# [ENTRIES SHOWN]
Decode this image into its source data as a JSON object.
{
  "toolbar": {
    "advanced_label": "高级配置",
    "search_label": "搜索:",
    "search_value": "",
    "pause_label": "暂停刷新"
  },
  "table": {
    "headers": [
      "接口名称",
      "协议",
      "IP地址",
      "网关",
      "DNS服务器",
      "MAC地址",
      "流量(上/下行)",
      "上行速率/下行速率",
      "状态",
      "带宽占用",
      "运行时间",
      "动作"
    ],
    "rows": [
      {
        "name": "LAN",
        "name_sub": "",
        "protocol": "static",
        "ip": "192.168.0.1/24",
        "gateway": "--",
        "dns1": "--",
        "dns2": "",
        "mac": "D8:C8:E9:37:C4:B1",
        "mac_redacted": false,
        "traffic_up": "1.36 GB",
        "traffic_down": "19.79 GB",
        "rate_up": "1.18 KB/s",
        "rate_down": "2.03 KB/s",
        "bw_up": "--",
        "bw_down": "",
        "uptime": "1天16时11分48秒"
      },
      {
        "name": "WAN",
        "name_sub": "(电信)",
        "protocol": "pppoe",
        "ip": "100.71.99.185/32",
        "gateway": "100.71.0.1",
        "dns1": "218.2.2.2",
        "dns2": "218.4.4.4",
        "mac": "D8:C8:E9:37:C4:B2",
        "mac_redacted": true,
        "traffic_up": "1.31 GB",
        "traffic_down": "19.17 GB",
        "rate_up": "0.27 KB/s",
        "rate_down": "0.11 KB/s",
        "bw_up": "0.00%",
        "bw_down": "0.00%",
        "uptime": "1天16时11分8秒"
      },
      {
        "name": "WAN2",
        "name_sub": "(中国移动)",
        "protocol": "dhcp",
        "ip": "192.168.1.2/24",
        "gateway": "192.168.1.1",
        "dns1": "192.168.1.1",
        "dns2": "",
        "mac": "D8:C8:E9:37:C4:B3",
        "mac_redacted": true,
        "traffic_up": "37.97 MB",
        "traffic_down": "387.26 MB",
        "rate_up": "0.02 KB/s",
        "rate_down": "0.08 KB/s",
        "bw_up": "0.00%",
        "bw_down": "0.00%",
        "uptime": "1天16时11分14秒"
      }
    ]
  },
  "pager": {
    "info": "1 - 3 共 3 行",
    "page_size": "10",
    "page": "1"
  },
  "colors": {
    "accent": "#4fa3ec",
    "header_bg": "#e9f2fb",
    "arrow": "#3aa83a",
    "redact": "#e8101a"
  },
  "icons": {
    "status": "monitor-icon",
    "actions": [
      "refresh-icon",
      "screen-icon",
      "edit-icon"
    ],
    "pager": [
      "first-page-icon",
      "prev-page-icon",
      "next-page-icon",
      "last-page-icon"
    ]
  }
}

# [SHORT TASK]
Copy every line verbatim.

# [COMPLETE RESPONSE]
Decode this image into its source data as a JSON object.
{
  "toolbar": {
    "advanced_label": "高级配置",
    "search_label": "搜索:",
    "search_value": "",
    "pause_label": "暂停刷新"
  },
  "table": {
    "headers": [
      "接口名称",
      "协议",
      "IP地址",
      "网关",
      "DNS服务器",
      "MAC地址",
      "流量(上/下行)",
      "上行速率/下行速率",
      "状态",
      "带宽占用",
      "运行时间",
      "动作"
    ],
    "rows": [
      {
        "name": "LAN",
        "name_sub": "",
        "protocol": "static",
        "ip": "192.168.0.1/24",
        "gateway": "--",
        "dns1": "--",
        "dns2": "",
        "mac": "D8:C8:E9:37:C4:B1",
        "mac_redacted": false,
        "traffic_up": "1.36 GB",
        "traffic_down": "19.79 GB",
        "rate_up": "1.18 KB/s",
        "rate_down": "2.03 KB/s",
        "bw_up": "--",
        "bw_down": "",
        "uptime": "1天16时11分48秒"
      },
      {
        "name": "WAN",
        "name_sub": "(电信)",
        "protocol": "pppoe",
        "ip": "100.71.99.185/32",
        "gateway": "100.71.0.1",
        "dns1": "218.2.2.2",
        "dns2": "218.4.4.4",
        "mac": "D8:C8:E9:37:C4:B2",
        "mac_redacted": true,
        "traffic_up": "1.31 GB",
        "traffic_down": "19.17 GB",
        "rate_up": "0.27 KB/s",
        "rate_down": "0.11 KB/s",
        "bw_up": "0.00%",
        "bw_down": "0.00%",
        "uptime": "1天16时11分8秒"
      },
      {
        "name": "WAN2",
        "name_sub": "(中国移动)",
        "protocol": "dhcp",
        "ip": "192.168.1.2/24",
        "gateway": "192.168.1.1",
        "dns1": "192.168.1.1",
        "dns2": "",
        "mac": "D8:C8:E9:37:C4:B3",
        "mac_redacted": true,
        "traffic_up": "37.97 MB",
        "traffic_down": "387.26 MB",
        "rate_up": "0.02 KB/s",
        "rate_down": "0.08 KB/s",
        "bw_up": "0.00%",
        "bw_down": "0.00%",
        "uptime": "1天16时11分14秒"
      }
    ]
  },
  "pager": {
    "info": "1 - 3 共 3 行",
    "page_size": "10",
    "page": "1"
  },
  "colors": {
    "accent": "#4fa3ec",
    "header_bg": "#e9f2fb",
    "arrow": "#3aa83a",
    "redact": "#e8101a"
  },
  "icons": {
    "status": "monitor-icon",
    "actions": [
      "refresh-icon",
      "screen-icon",
      "edit-icon"
    ],
    "pager": [
      "first-page-icon",
      "prev-page-icon",
      "next-page-icon",
      "last-page-icon"
    ]
  }
}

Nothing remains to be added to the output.